> **What is expected**:
Isolate every line in the data with the string "name" and copy it.

[Records from a dataset]
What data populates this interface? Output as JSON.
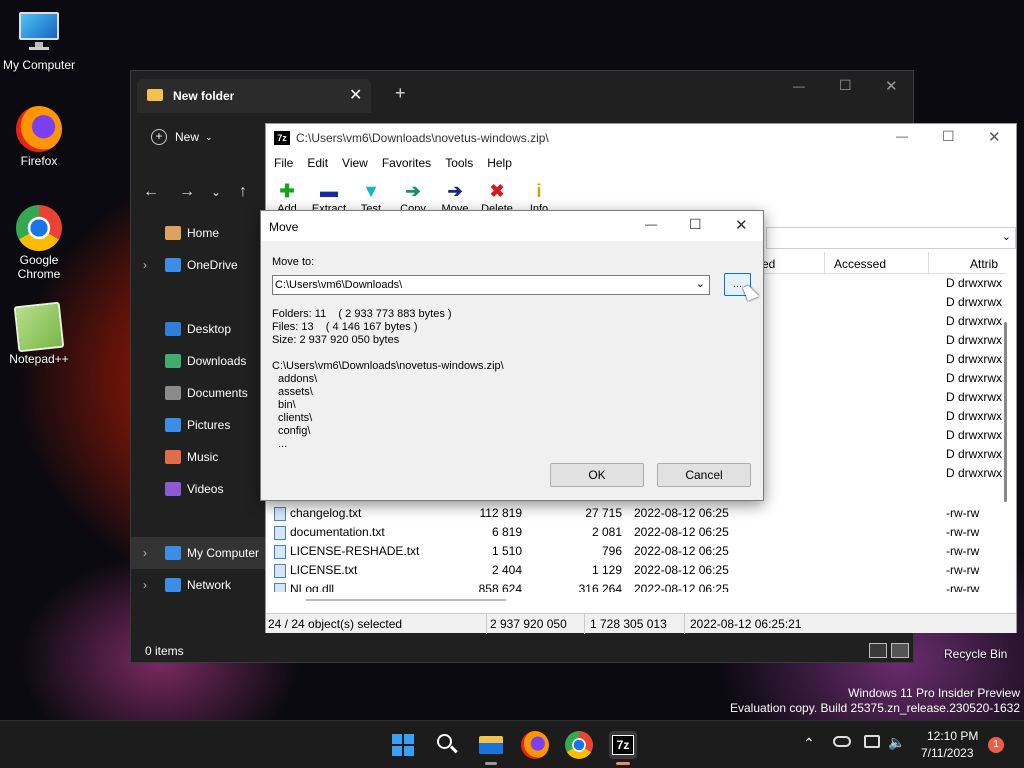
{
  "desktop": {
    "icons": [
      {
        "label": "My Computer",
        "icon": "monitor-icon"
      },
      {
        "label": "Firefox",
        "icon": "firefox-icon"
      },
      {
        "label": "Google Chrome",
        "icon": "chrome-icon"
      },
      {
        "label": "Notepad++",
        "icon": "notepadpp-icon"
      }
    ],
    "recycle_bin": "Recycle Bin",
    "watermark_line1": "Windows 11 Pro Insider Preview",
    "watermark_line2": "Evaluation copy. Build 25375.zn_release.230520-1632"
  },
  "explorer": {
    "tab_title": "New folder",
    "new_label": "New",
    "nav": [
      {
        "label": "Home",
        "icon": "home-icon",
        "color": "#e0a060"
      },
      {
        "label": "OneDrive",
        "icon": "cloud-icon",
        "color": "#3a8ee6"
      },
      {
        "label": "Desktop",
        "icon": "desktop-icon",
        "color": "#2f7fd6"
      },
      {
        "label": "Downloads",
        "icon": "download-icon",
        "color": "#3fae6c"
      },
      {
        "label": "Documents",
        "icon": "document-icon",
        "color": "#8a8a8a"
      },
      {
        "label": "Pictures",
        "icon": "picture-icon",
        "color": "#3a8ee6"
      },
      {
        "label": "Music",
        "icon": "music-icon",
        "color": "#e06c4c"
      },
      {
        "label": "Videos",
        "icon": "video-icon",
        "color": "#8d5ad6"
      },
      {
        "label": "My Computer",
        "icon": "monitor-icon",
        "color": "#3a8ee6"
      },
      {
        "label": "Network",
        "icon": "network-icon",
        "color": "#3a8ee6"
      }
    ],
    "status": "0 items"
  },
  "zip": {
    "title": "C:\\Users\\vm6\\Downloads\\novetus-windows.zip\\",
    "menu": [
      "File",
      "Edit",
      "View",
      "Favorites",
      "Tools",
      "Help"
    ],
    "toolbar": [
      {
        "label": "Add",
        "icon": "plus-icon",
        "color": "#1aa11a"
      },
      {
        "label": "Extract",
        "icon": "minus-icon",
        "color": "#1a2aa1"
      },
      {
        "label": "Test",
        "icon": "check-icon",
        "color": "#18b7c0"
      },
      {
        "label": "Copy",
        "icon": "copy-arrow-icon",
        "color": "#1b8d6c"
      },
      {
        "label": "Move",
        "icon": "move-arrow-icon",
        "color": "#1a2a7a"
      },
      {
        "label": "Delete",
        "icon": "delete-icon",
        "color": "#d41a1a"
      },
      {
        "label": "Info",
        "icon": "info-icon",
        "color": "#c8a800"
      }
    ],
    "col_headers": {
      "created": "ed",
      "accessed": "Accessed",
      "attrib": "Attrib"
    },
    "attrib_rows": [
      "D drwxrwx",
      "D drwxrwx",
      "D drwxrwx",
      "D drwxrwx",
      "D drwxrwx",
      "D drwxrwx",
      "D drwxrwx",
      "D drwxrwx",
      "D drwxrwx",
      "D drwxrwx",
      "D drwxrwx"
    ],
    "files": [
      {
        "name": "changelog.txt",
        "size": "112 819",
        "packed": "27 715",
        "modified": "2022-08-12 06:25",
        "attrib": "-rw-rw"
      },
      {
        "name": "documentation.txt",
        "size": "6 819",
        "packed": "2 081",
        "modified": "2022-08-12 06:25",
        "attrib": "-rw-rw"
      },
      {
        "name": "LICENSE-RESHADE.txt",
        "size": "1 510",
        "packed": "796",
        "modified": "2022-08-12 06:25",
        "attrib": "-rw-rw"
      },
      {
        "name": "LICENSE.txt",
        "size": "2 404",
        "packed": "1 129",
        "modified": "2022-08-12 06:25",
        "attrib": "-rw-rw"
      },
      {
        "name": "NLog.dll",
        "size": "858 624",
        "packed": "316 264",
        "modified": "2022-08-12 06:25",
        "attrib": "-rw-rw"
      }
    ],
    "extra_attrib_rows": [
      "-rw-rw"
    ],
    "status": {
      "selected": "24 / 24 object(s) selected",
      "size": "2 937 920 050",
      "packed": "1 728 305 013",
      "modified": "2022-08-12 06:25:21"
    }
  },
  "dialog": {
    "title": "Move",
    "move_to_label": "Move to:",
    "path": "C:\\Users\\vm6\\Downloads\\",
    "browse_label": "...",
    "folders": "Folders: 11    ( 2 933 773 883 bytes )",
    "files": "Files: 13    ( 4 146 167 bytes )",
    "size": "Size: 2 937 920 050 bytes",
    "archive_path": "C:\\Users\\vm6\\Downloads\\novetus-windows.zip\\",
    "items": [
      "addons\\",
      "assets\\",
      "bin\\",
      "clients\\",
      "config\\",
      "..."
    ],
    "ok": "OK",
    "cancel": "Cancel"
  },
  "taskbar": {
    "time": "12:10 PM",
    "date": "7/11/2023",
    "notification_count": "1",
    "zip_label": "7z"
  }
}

> **In response**:
        "name": "changelog.txt",
        "name": "documentation.txt",
        "name": "LICENSE-RESHADE.txt",
        "name": "LICENSE.txt",
        "name": "NLog.dll",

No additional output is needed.